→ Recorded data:
------
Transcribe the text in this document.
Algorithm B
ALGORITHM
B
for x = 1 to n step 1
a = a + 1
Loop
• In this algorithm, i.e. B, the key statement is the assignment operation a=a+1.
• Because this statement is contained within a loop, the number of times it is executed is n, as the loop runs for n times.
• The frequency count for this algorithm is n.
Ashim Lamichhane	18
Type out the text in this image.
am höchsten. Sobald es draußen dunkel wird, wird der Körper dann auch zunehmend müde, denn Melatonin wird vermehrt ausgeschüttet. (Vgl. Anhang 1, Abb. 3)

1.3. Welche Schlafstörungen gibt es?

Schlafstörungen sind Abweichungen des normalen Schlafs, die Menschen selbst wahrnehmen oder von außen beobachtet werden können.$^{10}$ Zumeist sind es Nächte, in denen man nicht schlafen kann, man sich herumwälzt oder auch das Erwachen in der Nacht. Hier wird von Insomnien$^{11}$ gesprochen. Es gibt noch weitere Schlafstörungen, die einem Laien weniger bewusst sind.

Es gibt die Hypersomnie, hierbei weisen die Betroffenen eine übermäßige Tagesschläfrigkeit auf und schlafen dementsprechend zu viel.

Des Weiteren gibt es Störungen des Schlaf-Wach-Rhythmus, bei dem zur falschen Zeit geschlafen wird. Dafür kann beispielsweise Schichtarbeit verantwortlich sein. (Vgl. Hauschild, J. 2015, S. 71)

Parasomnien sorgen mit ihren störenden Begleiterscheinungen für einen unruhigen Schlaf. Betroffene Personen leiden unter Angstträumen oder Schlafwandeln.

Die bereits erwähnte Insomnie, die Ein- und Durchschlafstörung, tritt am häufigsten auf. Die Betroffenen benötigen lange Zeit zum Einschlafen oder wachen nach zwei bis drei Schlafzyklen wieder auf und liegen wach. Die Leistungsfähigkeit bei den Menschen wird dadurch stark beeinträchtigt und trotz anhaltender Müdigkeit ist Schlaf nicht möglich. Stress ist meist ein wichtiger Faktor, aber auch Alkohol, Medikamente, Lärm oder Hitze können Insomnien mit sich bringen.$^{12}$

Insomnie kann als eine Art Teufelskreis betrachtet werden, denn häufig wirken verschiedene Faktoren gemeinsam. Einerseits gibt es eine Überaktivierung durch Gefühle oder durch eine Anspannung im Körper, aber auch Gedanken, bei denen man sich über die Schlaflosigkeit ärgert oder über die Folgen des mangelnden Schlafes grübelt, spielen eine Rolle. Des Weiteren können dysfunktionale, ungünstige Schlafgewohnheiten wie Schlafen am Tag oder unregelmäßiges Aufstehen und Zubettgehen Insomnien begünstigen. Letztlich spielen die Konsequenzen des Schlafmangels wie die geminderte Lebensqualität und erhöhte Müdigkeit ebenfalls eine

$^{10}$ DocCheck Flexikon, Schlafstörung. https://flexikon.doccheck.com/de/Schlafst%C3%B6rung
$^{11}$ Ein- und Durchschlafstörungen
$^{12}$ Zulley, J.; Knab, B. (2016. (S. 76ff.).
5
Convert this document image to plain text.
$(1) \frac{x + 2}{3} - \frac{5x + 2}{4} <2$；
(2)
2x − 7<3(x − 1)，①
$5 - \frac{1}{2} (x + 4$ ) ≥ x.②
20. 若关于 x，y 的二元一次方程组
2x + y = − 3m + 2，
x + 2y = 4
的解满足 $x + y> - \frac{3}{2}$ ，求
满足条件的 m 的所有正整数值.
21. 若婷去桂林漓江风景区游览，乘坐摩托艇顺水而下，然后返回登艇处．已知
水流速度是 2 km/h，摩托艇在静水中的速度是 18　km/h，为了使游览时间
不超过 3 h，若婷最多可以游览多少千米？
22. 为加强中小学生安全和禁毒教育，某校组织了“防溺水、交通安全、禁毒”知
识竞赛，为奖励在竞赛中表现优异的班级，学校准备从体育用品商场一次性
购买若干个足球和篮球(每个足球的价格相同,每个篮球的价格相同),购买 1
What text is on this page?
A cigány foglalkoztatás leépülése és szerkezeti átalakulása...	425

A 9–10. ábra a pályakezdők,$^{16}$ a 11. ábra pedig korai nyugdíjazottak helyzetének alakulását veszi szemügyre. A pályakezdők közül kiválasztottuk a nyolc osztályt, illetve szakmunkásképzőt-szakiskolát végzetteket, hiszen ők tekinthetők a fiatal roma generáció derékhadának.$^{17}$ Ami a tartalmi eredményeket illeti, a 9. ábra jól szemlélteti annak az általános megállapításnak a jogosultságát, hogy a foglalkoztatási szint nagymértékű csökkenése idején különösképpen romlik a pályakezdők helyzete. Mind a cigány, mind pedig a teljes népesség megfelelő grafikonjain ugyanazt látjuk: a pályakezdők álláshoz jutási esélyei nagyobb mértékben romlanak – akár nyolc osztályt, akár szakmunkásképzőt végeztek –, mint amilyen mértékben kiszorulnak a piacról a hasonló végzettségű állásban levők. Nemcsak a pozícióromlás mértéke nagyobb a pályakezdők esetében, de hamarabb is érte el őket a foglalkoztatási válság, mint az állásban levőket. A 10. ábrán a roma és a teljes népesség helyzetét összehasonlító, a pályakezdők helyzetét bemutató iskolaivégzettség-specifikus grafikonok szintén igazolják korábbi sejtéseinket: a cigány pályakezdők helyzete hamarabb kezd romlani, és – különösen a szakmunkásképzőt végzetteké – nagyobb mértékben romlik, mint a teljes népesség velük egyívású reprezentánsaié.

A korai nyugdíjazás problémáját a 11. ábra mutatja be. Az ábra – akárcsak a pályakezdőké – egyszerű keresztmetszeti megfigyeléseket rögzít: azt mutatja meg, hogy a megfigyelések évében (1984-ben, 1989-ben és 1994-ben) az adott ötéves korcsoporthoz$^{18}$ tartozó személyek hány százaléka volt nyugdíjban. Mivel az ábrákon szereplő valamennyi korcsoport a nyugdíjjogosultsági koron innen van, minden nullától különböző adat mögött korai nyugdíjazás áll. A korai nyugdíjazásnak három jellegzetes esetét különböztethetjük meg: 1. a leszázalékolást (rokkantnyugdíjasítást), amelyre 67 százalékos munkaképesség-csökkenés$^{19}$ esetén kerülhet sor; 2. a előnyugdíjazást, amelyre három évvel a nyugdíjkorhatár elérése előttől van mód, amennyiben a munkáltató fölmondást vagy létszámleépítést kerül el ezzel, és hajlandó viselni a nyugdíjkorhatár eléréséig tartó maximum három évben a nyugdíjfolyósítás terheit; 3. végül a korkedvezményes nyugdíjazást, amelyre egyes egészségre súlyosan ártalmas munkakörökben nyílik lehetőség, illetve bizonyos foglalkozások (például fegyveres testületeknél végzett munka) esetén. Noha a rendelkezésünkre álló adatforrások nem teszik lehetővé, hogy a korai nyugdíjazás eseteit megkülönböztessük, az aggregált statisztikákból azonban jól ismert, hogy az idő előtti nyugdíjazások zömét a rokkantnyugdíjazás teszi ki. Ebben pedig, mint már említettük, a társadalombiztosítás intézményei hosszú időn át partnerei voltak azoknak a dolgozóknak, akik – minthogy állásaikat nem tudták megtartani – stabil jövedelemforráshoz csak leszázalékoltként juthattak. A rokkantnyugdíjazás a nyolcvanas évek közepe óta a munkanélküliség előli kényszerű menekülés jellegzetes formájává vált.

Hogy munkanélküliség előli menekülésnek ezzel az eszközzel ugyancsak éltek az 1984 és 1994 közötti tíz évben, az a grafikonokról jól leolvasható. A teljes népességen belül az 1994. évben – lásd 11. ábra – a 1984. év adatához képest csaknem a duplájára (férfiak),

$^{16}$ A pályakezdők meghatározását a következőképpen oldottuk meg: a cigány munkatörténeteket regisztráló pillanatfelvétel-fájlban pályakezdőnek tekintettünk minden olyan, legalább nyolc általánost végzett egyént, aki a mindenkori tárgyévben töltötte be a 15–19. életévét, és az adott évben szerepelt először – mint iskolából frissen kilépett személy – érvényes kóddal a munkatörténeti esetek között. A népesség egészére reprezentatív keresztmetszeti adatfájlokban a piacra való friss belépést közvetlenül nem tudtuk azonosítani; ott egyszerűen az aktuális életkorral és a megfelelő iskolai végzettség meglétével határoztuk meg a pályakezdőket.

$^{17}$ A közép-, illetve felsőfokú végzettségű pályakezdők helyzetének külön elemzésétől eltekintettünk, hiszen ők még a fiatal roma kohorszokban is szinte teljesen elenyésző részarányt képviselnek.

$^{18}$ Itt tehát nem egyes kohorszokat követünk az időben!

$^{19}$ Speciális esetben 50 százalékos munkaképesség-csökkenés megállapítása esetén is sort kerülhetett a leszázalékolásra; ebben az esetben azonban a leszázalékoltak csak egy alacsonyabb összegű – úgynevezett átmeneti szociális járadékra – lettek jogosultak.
------
→ EXERCISE BRIEF: Reproduce every line from the entries that holds the word "text".

→ THE SOLUTION:
Transcribe the text in this document.
Type out the text in this image.
Convert this document image to plain text.
What text is on this page?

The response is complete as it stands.